# start of MATERIAL PROVIDED
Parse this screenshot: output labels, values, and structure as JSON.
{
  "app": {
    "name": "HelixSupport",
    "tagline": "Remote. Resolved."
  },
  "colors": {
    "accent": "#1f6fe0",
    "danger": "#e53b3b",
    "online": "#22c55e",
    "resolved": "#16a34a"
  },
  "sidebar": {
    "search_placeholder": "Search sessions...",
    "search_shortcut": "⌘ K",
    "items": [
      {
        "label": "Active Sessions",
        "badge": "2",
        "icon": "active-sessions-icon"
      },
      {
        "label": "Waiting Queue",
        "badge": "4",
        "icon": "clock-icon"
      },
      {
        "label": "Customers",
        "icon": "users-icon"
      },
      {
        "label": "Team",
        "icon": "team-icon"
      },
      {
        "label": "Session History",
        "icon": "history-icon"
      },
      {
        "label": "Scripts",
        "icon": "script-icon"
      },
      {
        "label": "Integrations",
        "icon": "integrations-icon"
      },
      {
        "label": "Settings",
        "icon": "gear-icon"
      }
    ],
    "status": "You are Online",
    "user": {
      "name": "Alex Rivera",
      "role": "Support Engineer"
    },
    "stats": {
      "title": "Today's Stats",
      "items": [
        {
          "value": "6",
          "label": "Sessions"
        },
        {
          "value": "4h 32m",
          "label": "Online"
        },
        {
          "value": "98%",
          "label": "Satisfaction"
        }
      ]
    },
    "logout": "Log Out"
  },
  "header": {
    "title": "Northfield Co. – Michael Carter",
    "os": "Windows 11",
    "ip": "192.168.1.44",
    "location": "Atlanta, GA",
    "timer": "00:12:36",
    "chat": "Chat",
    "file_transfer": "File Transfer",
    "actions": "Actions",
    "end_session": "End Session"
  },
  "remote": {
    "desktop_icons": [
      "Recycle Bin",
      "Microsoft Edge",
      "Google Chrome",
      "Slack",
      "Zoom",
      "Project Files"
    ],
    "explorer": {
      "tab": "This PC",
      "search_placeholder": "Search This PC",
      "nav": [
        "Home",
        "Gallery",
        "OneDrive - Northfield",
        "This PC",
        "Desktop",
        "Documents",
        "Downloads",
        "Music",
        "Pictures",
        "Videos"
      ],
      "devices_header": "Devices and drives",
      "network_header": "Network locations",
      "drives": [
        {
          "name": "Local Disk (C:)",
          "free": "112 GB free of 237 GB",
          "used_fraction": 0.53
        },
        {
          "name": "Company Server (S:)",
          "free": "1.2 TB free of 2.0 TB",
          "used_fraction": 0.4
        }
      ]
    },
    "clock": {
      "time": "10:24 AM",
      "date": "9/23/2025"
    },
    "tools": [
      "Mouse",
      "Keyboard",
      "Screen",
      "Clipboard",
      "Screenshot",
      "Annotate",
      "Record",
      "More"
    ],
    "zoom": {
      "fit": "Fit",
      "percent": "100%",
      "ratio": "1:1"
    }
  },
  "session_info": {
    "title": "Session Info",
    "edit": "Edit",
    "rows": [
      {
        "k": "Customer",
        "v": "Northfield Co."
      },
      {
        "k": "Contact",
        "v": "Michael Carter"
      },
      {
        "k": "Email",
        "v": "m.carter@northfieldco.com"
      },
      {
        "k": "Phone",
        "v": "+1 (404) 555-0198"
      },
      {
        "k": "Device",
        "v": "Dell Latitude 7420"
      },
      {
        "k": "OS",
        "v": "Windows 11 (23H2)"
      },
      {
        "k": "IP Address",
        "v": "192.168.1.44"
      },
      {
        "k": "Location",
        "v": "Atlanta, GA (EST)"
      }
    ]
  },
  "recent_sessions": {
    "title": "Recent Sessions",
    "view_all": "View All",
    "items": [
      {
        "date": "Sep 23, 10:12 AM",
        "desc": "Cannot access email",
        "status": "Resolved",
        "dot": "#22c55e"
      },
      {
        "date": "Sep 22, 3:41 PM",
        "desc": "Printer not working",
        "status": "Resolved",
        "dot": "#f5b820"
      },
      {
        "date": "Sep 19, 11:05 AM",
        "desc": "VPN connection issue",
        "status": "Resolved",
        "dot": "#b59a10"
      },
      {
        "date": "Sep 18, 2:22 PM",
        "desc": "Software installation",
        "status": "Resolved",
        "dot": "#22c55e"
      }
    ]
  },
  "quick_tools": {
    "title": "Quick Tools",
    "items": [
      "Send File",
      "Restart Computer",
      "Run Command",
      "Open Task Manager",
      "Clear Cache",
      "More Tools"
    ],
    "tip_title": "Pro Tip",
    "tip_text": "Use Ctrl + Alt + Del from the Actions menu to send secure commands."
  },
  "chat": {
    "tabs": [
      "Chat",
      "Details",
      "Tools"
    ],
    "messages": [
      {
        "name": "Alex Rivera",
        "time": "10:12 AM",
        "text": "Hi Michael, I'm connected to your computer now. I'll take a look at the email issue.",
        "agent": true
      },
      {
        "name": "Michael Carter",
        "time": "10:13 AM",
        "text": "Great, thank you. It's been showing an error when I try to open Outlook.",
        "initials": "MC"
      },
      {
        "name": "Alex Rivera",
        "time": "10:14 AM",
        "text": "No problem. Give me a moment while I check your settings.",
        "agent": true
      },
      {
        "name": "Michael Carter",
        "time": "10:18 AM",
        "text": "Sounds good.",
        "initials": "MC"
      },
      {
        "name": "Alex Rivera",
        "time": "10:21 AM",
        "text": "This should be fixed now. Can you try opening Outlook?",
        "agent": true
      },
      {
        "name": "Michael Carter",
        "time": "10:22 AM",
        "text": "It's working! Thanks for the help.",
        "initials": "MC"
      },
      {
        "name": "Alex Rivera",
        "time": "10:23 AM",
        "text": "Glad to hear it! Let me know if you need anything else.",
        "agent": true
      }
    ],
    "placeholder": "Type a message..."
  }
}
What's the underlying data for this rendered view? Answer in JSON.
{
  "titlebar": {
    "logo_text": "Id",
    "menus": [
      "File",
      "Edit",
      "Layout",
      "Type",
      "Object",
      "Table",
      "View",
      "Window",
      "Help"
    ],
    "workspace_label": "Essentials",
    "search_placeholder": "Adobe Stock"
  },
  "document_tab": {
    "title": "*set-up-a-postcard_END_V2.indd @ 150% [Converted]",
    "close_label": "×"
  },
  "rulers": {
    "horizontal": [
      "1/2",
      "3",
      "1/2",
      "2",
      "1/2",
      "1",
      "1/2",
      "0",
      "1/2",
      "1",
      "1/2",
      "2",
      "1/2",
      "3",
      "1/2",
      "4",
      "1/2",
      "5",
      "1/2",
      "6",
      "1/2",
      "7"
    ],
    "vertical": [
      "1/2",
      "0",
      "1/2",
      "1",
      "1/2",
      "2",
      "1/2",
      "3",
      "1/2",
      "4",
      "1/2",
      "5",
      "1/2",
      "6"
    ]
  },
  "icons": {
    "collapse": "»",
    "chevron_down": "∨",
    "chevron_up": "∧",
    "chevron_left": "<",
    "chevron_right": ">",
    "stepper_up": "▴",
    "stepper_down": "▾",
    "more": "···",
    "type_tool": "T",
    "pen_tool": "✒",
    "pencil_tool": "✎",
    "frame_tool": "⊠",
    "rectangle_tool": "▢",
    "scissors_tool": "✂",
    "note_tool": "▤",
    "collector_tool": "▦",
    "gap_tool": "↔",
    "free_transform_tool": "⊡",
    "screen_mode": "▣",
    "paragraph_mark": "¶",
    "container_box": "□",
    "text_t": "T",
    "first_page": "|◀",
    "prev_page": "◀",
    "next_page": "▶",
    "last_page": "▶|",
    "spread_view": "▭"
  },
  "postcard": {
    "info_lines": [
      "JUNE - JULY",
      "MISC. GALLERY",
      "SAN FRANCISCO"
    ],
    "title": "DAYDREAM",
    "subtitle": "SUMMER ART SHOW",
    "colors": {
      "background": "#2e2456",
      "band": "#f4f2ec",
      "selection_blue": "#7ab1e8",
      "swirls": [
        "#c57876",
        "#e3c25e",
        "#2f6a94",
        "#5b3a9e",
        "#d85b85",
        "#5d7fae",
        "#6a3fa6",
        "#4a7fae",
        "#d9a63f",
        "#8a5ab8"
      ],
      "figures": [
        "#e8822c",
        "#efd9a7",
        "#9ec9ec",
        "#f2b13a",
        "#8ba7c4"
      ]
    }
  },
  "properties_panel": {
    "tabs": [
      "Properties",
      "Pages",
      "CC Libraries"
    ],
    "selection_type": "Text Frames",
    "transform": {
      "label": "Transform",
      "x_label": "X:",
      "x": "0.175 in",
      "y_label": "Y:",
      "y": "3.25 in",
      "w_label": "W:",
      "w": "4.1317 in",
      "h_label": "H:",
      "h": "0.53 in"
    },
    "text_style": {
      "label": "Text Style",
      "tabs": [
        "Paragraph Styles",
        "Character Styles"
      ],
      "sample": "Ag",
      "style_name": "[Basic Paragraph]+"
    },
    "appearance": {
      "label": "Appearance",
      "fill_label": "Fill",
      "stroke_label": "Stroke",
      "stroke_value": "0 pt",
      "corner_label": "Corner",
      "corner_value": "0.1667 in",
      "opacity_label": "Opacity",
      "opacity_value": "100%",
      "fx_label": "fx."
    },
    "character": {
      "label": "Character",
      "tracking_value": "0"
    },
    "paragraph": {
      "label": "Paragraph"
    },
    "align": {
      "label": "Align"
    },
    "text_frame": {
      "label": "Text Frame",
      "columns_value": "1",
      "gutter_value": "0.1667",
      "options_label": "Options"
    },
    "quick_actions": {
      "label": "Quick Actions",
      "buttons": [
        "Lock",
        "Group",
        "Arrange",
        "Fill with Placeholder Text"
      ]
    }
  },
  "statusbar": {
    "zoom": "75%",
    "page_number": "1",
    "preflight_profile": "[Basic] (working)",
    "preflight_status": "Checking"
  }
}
# end of MATERIAL PROVIDED
• [WHAT THE TASK REQUIRES]
Read through the lines above and collect those that contain the string "working".

• [THE OUTPUT]
        "desc": "Printer not working",
        "text": "It's working! Thanks for the help.",
    "preflight_profile": "[Basic] (working)",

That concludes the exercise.